• [What is expected] From the listing below, pull out the lines that hold "keyword".

• [Listed entries]
== == ==
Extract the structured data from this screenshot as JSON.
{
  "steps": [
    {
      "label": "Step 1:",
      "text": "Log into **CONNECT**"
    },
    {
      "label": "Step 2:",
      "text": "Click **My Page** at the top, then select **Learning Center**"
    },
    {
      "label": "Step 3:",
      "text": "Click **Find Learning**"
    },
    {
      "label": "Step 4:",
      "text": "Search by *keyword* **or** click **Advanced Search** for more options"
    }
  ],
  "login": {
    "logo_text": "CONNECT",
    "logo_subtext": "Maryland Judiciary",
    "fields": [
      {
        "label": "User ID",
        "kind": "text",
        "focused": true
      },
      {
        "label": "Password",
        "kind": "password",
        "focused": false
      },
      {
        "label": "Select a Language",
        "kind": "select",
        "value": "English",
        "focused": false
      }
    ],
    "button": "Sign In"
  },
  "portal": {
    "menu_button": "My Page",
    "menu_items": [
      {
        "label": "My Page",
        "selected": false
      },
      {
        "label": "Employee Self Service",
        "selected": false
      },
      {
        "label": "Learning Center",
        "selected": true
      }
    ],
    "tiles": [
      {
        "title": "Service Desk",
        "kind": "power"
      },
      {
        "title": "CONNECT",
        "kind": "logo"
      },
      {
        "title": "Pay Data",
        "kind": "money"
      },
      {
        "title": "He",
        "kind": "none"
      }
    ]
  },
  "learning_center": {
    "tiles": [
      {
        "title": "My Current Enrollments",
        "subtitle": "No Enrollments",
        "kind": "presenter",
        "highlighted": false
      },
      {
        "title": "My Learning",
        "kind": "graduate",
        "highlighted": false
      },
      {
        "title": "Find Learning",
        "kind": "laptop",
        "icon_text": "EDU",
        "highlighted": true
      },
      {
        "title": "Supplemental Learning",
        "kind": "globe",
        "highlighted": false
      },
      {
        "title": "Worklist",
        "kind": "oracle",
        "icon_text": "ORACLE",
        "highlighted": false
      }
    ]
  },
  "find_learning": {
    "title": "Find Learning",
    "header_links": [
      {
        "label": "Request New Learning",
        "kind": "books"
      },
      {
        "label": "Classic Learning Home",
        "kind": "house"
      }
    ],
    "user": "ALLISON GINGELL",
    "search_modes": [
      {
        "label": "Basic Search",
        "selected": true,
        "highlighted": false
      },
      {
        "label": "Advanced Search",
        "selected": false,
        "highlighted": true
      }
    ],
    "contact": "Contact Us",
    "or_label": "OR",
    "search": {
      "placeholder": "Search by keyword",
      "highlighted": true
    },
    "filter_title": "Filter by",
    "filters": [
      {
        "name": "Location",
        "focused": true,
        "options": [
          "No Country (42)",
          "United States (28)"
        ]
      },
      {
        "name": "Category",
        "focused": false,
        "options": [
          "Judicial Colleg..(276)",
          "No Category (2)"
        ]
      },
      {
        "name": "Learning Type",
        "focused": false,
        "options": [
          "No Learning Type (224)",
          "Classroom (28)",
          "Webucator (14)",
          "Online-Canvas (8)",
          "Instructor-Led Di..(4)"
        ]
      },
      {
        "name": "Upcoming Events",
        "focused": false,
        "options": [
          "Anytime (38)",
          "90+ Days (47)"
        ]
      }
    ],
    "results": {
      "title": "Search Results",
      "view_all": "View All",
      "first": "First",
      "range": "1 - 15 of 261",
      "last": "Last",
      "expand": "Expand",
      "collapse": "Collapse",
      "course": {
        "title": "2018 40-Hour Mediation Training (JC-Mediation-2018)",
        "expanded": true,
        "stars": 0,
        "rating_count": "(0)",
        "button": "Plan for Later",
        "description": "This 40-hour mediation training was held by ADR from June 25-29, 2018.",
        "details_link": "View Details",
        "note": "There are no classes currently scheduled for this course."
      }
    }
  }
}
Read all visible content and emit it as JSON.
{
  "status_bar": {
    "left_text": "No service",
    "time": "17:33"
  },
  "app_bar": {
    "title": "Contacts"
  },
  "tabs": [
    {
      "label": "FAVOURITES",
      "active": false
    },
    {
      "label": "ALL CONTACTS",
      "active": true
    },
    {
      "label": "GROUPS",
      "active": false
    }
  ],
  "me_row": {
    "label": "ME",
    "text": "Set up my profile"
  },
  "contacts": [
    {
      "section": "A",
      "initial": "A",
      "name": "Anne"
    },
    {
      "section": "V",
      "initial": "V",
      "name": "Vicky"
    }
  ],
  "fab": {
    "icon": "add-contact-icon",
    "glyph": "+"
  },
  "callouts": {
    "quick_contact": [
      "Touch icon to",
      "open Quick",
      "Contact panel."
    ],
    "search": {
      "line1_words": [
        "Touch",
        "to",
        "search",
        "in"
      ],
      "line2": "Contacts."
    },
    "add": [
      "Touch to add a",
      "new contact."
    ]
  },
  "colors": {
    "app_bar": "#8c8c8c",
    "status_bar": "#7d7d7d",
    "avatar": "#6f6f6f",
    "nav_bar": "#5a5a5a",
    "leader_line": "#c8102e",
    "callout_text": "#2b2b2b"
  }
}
== == ==
• [Solution to this task]
      "text": "Search by *keyword* **or** click **Advanced Search** for more options"
      "placeholder": "Search by keyword",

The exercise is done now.